### Challenge
Read the records and gather each line that includes "this".

### Provided material
■ ■ ■ ■
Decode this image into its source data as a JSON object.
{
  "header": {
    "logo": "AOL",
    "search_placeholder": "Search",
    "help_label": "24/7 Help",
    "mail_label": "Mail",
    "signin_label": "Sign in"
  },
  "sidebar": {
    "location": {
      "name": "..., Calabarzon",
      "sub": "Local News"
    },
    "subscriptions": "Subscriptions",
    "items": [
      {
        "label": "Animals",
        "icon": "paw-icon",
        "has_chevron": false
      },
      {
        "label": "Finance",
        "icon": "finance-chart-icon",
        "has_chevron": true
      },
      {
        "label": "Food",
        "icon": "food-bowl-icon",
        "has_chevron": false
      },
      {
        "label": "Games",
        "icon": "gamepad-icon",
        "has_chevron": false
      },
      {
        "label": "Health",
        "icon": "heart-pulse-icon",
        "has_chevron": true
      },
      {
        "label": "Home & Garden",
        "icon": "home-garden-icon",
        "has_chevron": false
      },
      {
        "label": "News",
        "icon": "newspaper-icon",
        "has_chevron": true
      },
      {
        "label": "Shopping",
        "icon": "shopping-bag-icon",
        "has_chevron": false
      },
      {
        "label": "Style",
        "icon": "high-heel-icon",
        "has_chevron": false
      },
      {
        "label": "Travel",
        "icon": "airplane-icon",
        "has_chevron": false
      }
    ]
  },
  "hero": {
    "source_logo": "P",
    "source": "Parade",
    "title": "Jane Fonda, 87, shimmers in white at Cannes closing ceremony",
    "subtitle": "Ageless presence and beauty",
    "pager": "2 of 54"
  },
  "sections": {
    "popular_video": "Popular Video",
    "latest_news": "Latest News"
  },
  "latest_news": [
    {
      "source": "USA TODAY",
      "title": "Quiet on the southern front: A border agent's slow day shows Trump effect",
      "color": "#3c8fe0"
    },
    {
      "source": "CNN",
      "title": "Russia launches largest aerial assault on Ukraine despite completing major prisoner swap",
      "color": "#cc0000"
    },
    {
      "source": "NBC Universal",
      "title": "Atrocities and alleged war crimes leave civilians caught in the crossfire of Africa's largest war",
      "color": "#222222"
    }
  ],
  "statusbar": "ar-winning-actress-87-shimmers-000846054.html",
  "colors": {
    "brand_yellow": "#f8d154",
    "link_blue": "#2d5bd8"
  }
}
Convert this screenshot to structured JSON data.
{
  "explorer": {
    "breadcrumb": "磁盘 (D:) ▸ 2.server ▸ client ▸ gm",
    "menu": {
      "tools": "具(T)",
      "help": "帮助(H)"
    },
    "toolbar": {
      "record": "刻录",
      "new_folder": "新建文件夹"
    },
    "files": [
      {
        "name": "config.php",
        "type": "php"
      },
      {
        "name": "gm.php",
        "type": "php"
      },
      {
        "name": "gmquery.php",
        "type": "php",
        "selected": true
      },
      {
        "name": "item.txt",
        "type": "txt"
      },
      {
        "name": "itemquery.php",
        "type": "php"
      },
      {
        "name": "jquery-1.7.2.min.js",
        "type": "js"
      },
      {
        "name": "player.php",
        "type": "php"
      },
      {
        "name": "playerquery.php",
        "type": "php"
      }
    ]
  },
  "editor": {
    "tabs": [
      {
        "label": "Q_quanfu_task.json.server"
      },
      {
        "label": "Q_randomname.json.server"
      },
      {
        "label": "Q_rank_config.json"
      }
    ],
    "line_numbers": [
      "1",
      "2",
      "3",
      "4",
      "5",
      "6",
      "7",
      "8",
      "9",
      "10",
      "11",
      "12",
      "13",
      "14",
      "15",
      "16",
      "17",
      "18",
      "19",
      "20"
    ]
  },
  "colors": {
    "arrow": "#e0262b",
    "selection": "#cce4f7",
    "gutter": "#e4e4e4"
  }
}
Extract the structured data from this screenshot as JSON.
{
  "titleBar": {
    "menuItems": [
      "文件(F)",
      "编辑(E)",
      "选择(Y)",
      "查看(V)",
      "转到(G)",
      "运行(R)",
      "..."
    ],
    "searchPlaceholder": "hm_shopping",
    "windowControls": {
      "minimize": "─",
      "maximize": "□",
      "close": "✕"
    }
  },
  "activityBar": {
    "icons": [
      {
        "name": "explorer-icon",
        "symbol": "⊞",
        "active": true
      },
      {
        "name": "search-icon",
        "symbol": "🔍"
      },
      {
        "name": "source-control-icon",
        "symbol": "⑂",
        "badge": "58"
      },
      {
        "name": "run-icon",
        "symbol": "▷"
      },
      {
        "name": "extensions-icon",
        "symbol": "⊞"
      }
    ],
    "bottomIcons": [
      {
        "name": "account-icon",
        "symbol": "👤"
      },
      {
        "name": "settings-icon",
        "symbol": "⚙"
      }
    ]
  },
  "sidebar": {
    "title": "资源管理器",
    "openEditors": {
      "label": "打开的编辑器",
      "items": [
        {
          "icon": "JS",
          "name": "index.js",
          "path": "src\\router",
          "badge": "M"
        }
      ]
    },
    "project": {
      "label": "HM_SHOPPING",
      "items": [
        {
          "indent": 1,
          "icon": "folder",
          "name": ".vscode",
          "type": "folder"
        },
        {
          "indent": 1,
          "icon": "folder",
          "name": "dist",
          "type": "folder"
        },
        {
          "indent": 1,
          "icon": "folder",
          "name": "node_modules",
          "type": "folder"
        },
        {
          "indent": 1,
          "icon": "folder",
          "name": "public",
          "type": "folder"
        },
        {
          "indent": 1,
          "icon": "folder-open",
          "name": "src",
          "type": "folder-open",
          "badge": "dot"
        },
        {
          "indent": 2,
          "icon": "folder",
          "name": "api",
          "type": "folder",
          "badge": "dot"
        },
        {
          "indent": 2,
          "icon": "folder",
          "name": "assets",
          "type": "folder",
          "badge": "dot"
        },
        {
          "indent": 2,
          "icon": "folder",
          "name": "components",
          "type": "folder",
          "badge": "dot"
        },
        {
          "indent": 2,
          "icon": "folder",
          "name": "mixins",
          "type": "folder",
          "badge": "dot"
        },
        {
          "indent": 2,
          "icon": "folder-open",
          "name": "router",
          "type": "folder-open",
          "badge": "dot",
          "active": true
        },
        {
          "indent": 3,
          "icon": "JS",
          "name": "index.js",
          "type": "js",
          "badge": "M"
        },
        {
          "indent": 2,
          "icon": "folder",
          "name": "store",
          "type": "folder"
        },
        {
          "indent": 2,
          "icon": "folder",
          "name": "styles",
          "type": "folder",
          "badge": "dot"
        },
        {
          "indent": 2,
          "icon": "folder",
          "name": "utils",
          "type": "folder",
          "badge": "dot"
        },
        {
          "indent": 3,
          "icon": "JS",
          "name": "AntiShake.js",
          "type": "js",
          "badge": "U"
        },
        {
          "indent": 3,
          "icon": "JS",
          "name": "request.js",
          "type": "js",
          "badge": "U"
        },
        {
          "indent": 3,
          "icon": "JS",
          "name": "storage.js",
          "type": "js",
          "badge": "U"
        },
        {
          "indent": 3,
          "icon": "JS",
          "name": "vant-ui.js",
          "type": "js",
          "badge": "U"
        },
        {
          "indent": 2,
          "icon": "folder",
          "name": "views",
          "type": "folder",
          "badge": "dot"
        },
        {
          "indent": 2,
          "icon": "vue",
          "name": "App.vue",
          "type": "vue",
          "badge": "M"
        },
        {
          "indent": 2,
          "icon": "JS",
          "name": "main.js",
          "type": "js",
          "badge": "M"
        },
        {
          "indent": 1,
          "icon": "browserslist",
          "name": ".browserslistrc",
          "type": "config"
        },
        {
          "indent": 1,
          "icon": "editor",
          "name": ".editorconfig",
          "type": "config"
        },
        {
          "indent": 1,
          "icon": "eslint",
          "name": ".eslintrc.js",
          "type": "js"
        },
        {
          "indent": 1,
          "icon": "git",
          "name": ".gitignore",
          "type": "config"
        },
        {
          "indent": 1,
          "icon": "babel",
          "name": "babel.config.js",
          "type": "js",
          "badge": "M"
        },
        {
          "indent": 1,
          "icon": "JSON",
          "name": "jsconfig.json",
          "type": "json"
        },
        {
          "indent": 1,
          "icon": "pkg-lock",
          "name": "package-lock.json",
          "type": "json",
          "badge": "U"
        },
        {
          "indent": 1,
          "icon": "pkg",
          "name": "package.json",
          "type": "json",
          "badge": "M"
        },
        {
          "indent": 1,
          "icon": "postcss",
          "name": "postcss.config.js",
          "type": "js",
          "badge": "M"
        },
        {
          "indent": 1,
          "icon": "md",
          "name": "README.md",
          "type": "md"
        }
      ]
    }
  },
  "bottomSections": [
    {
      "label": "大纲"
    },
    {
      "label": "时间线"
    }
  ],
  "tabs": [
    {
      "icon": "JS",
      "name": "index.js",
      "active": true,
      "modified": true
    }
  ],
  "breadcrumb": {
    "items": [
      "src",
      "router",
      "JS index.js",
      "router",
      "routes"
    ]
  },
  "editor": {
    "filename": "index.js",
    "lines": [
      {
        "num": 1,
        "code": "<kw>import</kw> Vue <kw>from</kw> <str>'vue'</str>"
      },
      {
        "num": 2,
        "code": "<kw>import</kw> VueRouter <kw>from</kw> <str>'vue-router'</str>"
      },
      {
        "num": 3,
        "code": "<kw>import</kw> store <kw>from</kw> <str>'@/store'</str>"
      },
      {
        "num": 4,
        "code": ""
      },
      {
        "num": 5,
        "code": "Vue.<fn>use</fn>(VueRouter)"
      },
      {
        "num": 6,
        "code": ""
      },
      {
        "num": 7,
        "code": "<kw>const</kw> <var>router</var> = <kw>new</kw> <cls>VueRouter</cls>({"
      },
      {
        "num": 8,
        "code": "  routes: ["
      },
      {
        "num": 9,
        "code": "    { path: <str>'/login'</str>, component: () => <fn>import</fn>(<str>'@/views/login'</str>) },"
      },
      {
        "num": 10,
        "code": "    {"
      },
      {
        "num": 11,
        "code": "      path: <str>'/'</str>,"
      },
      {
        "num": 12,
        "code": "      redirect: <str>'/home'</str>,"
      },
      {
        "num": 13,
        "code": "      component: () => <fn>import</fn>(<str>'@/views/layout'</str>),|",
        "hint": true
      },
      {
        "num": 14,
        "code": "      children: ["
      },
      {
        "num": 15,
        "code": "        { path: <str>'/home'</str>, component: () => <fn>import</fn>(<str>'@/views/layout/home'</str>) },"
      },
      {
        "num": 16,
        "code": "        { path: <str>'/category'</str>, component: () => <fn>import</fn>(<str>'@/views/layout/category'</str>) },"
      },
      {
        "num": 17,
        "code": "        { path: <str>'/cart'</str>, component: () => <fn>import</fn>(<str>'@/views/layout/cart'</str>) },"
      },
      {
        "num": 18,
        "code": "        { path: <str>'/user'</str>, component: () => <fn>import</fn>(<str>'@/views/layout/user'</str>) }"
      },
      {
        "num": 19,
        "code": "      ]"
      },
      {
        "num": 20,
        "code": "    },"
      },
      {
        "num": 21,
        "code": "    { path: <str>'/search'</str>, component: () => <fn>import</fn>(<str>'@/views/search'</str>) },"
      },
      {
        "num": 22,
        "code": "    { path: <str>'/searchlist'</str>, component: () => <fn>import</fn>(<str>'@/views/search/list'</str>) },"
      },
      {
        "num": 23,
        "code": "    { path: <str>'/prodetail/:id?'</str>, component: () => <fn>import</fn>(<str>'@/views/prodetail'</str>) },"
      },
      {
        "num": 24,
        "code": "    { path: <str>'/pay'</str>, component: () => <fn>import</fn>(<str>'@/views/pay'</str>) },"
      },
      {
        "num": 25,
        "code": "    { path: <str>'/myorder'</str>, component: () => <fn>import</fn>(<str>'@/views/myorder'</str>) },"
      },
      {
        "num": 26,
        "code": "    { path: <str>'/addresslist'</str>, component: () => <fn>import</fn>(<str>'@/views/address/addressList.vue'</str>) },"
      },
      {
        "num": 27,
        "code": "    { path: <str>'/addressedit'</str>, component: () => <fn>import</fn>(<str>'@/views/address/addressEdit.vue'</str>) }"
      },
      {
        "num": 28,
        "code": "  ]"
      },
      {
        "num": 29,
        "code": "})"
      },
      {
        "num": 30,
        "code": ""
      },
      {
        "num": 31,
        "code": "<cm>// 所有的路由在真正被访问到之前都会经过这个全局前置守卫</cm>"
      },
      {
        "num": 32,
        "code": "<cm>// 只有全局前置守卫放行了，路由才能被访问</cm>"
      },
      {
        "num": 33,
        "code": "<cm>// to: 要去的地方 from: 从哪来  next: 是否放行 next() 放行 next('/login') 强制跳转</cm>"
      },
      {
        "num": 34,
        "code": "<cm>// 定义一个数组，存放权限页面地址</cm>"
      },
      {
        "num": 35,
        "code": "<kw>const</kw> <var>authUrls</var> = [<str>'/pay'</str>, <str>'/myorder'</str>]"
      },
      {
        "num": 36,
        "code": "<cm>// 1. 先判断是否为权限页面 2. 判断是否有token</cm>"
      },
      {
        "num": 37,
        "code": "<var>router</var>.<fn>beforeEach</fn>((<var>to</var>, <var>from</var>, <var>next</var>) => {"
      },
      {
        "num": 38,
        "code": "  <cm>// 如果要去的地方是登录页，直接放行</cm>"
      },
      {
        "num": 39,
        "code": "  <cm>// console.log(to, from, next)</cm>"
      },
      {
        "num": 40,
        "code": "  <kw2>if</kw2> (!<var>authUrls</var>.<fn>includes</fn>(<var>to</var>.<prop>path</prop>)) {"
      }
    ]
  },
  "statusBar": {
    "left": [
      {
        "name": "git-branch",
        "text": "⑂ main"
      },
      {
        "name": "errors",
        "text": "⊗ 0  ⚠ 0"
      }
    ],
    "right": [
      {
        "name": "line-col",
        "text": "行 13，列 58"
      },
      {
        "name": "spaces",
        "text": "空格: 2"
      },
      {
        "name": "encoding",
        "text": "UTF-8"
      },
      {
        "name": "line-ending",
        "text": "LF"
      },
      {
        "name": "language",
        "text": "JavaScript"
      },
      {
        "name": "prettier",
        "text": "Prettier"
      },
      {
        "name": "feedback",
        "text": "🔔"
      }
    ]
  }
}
■ ■ ■ ■
### Finished task
Decode this image into its source data as a JSON object.
Convert this screenshot to structured JSON data.
Extract the structured data from this screenshot as JSON.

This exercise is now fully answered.